Stored entries:
—————
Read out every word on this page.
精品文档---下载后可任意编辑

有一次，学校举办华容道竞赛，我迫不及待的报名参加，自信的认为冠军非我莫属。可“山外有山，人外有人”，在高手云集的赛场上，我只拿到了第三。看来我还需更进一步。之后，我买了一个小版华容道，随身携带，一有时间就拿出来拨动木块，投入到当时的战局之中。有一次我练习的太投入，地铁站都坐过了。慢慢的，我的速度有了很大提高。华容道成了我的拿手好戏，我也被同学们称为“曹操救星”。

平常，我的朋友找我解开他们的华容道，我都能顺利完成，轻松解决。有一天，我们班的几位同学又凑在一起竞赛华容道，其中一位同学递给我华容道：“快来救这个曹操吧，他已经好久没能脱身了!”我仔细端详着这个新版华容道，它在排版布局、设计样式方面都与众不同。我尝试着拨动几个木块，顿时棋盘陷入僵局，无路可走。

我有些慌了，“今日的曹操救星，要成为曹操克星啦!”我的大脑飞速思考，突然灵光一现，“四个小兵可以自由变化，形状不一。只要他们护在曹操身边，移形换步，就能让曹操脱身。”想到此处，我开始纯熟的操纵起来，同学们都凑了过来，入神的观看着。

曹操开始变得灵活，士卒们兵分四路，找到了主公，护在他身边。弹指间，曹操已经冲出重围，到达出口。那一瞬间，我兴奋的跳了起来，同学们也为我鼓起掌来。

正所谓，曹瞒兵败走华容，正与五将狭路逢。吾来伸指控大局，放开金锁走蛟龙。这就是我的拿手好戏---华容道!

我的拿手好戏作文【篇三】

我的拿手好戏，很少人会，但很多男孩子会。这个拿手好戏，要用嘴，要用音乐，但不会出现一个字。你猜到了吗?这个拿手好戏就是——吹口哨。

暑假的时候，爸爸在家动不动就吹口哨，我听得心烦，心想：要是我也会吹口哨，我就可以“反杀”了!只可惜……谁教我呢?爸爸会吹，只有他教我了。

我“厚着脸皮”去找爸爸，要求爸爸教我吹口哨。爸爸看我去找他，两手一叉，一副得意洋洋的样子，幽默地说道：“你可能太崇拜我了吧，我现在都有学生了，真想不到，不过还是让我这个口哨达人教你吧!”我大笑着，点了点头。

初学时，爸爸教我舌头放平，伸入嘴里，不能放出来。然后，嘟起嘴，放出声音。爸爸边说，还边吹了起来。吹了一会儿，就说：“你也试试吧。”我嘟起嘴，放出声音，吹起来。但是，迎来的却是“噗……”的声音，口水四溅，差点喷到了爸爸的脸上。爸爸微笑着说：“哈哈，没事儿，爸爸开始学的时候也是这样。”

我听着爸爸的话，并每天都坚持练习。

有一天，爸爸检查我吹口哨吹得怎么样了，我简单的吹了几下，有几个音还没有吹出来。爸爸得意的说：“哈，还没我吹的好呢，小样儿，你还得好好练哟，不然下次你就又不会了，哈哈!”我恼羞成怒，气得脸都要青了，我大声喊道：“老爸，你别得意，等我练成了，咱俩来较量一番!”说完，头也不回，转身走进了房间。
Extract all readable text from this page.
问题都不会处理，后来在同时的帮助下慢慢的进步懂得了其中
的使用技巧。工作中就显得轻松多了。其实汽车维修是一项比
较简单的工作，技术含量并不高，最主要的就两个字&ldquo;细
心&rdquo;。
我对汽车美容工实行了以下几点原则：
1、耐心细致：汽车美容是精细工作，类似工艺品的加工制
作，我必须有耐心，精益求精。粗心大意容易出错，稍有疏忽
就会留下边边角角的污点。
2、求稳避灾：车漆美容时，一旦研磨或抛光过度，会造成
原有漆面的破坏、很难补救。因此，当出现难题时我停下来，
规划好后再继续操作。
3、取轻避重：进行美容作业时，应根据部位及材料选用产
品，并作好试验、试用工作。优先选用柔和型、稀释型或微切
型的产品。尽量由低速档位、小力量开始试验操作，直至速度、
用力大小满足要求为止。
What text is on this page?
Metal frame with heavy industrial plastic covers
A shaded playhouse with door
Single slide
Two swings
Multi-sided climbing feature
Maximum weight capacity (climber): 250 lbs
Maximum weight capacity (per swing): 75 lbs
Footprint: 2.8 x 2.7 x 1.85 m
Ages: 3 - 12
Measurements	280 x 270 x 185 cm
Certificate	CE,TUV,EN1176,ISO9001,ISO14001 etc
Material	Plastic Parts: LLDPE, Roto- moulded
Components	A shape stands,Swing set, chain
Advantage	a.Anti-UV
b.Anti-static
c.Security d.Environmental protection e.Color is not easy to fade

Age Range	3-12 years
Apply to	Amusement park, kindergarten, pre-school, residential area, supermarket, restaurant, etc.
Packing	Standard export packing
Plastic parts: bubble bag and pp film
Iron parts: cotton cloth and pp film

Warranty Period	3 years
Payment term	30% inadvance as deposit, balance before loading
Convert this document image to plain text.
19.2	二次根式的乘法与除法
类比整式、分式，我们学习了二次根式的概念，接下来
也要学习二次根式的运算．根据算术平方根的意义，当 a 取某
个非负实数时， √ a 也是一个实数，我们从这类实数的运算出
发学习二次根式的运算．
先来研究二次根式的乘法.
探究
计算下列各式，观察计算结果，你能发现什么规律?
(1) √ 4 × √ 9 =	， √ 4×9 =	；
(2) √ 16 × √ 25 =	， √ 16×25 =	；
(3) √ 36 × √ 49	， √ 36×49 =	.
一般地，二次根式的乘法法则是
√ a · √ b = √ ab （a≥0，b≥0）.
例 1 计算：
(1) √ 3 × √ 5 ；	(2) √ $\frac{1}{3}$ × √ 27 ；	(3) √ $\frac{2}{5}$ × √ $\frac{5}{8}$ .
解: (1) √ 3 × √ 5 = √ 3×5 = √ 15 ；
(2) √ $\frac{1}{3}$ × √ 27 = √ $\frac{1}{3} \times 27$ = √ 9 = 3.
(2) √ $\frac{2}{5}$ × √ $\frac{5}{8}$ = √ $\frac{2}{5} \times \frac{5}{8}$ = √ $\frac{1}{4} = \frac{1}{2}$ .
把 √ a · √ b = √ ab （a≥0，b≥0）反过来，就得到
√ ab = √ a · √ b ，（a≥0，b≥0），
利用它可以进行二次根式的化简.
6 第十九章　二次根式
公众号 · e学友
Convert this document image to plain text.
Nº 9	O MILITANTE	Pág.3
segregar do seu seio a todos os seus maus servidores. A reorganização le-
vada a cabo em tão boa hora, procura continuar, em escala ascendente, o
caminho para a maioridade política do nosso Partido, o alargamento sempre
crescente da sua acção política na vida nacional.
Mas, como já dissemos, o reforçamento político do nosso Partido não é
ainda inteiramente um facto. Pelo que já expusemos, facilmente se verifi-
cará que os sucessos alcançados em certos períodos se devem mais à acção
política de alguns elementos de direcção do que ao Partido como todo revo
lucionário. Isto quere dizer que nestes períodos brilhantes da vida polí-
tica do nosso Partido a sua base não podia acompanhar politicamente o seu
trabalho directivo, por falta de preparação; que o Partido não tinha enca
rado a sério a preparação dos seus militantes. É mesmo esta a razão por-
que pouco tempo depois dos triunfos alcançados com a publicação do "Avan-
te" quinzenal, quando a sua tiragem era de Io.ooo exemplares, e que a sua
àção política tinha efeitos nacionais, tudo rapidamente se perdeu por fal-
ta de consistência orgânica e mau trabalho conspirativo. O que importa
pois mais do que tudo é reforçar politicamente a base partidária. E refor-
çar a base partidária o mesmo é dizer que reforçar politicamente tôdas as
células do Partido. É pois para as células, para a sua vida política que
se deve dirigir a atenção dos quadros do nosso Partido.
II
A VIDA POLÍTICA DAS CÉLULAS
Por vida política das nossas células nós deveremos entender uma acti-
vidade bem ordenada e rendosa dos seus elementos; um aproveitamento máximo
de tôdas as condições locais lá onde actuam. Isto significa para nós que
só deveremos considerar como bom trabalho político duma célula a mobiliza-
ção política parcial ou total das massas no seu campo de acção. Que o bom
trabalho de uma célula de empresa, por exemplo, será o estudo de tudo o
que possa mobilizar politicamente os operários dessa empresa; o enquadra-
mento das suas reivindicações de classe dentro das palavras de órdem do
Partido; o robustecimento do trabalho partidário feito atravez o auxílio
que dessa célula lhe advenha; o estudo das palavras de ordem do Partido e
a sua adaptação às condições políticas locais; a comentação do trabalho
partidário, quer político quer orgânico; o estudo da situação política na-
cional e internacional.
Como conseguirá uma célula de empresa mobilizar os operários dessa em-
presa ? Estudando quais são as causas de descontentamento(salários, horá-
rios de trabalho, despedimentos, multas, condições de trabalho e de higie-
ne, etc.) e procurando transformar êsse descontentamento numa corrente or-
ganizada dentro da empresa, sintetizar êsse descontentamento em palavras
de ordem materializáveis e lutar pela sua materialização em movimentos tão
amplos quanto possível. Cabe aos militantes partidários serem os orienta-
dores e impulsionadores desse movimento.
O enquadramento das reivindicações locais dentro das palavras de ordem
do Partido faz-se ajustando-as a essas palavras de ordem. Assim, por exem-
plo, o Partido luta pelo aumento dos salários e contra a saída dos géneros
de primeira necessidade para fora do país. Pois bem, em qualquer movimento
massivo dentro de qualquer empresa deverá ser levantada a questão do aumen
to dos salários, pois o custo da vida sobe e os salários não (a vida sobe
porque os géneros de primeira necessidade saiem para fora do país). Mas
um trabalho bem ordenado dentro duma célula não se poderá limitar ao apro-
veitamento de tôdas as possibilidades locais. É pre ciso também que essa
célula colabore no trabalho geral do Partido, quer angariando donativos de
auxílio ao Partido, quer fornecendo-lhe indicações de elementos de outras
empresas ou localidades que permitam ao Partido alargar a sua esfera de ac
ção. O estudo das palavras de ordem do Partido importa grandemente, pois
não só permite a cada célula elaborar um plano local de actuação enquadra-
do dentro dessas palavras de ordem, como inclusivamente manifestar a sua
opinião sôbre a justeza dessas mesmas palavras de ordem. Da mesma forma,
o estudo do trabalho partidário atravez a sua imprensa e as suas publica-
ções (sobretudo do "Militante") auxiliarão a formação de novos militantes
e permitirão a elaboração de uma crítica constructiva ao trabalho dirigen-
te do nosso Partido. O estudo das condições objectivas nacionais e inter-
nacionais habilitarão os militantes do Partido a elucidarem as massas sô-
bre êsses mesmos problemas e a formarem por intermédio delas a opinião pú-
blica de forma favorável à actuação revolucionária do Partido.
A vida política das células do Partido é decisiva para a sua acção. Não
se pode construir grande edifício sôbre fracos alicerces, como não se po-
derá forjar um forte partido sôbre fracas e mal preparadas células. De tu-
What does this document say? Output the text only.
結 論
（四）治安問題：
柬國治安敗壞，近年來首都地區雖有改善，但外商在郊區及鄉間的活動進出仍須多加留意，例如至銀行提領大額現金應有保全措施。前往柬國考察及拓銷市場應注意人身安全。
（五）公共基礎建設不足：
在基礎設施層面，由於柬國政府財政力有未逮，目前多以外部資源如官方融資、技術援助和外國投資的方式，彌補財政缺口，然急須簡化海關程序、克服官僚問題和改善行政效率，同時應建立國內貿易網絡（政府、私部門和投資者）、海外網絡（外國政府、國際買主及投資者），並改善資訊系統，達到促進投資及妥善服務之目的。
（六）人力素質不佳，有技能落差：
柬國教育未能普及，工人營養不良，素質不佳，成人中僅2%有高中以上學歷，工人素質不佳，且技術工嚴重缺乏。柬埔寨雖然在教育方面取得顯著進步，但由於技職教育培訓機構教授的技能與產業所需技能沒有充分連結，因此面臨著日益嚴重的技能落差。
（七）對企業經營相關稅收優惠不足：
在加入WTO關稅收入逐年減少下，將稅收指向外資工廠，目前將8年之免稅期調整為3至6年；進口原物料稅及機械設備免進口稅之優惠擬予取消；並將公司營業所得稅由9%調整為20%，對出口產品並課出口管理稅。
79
—————
### What you are asked to do
Reproduce only the lines from the line containing "What does this" to the last line of the material above, both of those lines included.

### Written answer
What does this document say? Output the text only.
結 論
（四）治安問題：
柬國治安敗壞，近年來首都地區雖有改善，但外商在郊區及鄉間的活動進出仍須多加留意，例如至銀行提領大額現金應有保全措施。前往柬國考察及拓銷市場應注意人身安全。
（五）公共基礎建設不足：
在基礎設施層面，由於柬國政府財政力有未逮，目前多以外部資源如官方融資、技術援助和外國投資的方式，彌補財政缺口，然急須簡化海關程序、克服官僚問題和改善行政效率，同時應建立國內貿易網絡（政府、私部門和投資者）、海外網絡（外國政府、國際買主及投資者），並改善資訊系統，達到促進投資及妥善服務之目的。
（六）人力素質不佳，有技能落差：
柬國教育未能普及，工人營養不良，素質不佳，成人中僅2%有高中以上學歷，工人素質不佳，且技術工嚴重缺乏。柬埔寨雖然在教育方面取得顯著進步，但由於技職教育培訓機構教授的技能與產業所需技能沒有充分連結，因此面臨著日益嚴重的技能落差。
（七）對企業經營相關稅收優惠不足：
在加入WTO關稅收入逐年減少下，將稅收指向外資工廠，目前將8年之免稅期調整為3至6年；進口原物料稅及機械設備免進口稅之優惠擬予取消；並將公司營業所得稅由9%調整為20%，對出口產品並課出口管理稅。
79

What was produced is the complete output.